**Available data**.
════════════════════
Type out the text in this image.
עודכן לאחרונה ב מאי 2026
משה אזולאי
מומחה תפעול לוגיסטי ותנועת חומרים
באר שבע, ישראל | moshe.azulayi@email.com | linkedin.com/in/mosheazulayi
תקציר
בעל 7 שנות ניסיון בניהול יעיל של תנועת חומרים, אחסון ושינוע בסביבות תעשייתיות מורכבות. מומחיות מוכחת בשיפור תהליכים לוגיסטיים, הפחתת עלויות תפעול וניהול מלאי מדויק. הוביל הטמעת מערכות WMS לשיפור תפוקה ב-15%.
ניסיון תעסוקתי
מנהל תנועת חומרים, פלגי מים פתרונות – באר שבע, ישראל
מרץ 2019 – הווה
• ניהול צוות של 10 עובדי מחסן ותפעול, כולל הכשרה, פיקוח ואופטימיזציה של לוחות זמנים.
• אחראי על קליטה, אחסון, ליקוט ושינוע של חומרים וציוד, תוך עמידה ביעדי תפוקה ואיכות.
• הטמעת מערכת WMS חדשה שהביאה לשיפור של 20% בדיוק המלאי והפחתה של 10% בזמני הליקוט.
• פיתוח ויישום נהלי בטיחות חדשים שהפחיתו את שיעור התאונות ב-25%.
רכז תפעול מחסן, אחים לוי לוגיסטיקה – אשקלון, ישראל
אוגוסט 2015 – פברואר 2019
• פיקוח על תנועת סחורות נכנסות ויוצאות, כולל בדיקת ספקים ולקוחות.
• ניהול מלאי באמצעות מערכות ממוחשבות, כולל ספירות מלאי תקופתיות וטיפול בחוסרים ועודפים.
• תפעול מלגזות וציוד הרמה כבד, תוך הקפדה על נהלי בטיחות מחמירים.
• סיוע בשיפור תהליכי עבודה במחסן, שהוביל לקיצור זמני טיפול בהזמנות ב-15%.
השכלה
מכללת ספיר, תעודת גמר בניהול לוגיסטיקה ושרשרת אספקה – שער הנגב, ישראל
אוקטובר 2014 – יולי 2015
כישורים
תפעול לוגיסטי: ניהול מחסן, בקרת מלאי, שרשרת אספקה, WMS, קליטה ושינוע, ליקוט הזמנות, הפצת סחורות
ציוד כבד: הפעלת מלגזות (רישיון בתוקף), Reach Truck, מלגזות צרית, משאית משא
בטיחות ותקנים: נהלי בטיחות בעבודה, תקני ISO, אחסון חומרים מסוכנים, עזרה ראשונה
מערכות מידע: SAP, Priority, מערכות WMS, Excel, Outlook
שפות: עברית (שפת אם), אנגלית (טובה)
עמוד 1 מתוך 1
════════════════════
**Problem details**.
Write out all records exactly, keeping every detail.

**Correct result**.
Type out the text in this image.
עודכן לאחרונה ב מאי 2026
משה אזולאי
מומחה תפעול לוגיסטי ותנועת חומרים
באר שבע, ישראל | moshe.azulayi@email.com | linkedin.com/in/mosheazulayi
תקציר
בעל 7 שנות ניסיון בניהול יעיל של תנועת חומרים, אחסון ושינוע בסביבות תעשייתיות מורכבות. מומחיות מוכחת בשיפור תהליכים לוגיסטיים, הפחתת עלויות תפעול וניהול מלאי מדויק. הוביל הטמעת מערכות WMS לשיפור תפוקה ב-15%.
ניסיון תעסוקתי
מנהל תנועת חומרים, פלגי מים פתרונות – באר שבע, ישראל
מרץ 2019 – הווה
• ניהול צוות של 10 עובדי מחסן ותפעול, כולל הכשרה, פיקוח ואופטימיזציה של לוחות זמנים.
• אחראי על קליטה, אחסון, ליקוט ושינוע של חומרים וציוד, תוך עמידה ביעדי תפוקה ואיכות.
• הטמעת מערכת WMS חדשה שהביאה לשיפור של 20% בדיוק המלאי והפחתה של 10% בזמני הליקוט.
• פיתוח ויישום נהלי בטיחות חדשים שהפחיתו את שיעור התאונות ב-25%.
רכז תפעול מחסן, אחים לוי לוגיסטיקה – אשקלון, ישראל
אוגוסט 2015 – פברואר 2019
• פיקוח על תנועת סחורות נכנסות ויוצאות, כולל בדיקת ספקים ולקוחות.
• ניהול מלאי באמצעות מערכות ממוחשבות, כולל ספירות מלאי תקופתיות וטיפול בחוסרים ועודפים.
• תפעול מלגזות וציוד הרמה כבד, תוך הקפדה על נהלי בטיחות מחמירים.
• סיוע בשיפור תהליכי עבודה במחסן, שהוביל לקיצור זמני טיפול בהזמנות ב-15%.
השכלה
מכללת ספיר, תעודת גמר בניהול לוגיסטיקה ושרשרת אספקה – שער הנגב, ישראל
אוקטובר 2014 – יולי 2015
כישורים
תפעול לוגיסטי: ניהול מחסן, בקרת מלאי, שרשרת אספקה, WMS, קליטה ושינוע, ליקוט הזמנות, הפצת סחורות
ציוד כבד: הפעלת מלגזות (רישיון בתוקף), Reach Truck, מלגזות צרית, משאית משא
בטיחות ותקנים: נהלי בטיחות בעבודה, תקני ISO, אחסון חומרים מסוכנים, עזרה ראשונה
מערכות מידע: SAP, Priority, מערכות WMS, Excel, Outlook
שפות: עברית (שפת אם), אנגלית (טובה)
עמוד 1 מתוך 1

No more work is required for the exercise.